**Instruction**
Reproduce the records exactly.
· · · · · · ·
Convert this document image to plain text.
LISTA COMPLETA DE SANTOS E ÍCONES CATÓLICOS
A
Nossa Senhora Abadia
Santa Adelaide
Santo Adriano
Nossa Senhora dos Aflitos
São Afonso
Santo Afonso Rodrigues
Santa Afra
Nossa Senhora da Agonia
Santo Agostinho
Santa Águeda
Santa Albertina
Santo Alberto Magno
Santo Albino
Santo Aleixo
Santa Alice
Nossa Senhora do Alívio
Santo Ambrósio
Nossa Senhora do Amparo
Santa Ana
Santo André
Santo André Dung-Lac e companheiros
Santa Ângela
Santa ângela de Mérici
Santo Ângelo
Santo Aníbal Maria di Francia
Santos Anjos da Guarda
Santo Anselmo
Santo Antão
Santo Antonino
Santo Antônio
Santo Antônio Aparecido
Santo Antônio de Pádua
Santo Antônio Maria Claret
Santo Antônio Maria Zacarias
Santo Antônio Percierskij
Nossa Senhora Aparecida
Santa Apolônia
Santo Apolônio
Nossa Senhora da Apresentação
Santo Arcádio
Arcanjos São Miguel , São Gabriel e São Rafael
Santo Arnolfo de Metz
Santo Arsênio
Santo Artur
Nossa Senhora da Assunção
· · · · · · ·
**Answer to the exercise**
Convert this document image to plain text.
LISTA COMPLETA DE SANTOS E ÍCONES CATÓLICOS
A
Nossa Senhora Abadia
Santa Adelaide
Santo Adriano
Nossa Senhora dos Aflitos
São Afonso
Santo Afonso Rodrigues
Santa Afra
Nossa Senhora da Agonia
Santo Agostinho
Santa Águeda
Santa Albertina
Santo Alberto Magno
Santo Albino
Santo Aleixo
Santa Alice
Nossa Senhora do Alívio
Santo Ambrósio
Nossa Senhora do Amparo
Santa Ana
Santo André
Santo André Dung-Lac e companheiros
Santa Ângela
Santa ângela de Mérici
Santo Ângelo
Santo Aníbal Maria di Francia
Santos Anjos da Guarda
Santo Anselmo
Santo Antão
Santo Antonino
Santo Antônio
Santo Antônio Aparecido
Santo Antônio de Pádua
Santo Antônio Maria Claret
Santo Antônio Maria Zacarias
Santo Antônio Percierskij
Nossa Senhora Aparecida
Santa Apolônia
Santo Apolônio
Nossa Senhora da Apresentação
Santo Arcádio
Arcanjos São Miguel , São Gabriel e São Rafael
Santo Arnolfo de Metz
Santo Arsênio
Santo Artur
Nossa Senhora da Assunção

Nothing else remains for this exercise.